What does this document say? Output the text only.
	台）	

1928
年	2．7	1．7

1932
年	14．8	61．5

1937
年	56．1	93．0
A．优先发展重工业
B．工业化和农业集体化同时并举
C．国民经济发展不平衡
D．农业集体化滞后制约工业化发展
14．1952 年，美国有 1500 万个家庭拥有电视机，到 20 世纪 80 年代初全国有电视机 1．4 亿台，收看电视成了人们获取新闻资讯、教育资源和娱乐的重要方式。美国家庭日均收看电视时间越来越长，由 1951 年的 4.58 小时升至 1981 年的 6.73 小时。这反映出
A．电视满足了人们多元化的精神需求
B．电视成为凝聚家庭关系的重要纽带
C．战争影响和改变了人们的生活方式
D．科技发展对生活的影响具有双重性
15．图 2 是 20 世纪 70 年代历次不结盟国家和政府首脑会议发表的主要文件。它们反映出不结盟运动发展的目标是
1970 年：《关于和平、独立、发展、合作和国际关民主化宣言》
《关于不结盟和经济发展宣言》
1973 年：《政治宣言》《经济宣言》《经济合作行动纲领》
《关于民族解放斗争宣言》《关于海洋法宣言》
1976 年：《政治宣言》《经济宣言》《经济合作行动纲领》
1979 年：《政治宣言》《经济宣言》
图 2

- - -

_Task statement_.
Repeat the records above in full, character for character.

_Solution to this exercise_.
What does this document say? Output the text only.
	台）	

1928
年	2．7	1．7

1932
年	14．8	61．5

1937
年	56．1	93．0
A．优先发展重工业
B．工业化和农业集体化同时并举
C．国民经济发展不平衡
D．农业集体化滞后制约工业化发展
14．1952 年，美国有 1500 万个家庭拥有电视机，到 20 世纪 80 年代初全国有电视机 1．4 亿台，收看电视成了人们获取新闻资讯、教育资源和娱乐的重要方式。美国家庭日均收看电视时间越来越长，由 1951 年的 4.58 小时升至 1981 年的 6.73 小时。这反映出
A．电视满足了人们多元化的精神需求
B．电视成为凝聚家庭关系的重要纽带
C．战争影响和改变了人们的生活方式
D．科技发展对生活的影响具有双重性
15．图 2 是 20 世纪 70 年代历次不结盟国家和政府首脑会议发表的主要文件。它们反映出不结盟运动发展的目标是
1970 年：《关于和平、独立、发展、合作和国际关民主化宣言》
《关于不结盟和经济发展宣言》
1973 年：《政治宣言》《经济宣言》《经济合作行动纲领》
《关于民族解放斗争宣言》《关于海洋法宣言》
1976 年：《政治宣言》《经济宣言》《经济合作行动纲领》
1979 年：《政治宣言》《经济宣言》
图 2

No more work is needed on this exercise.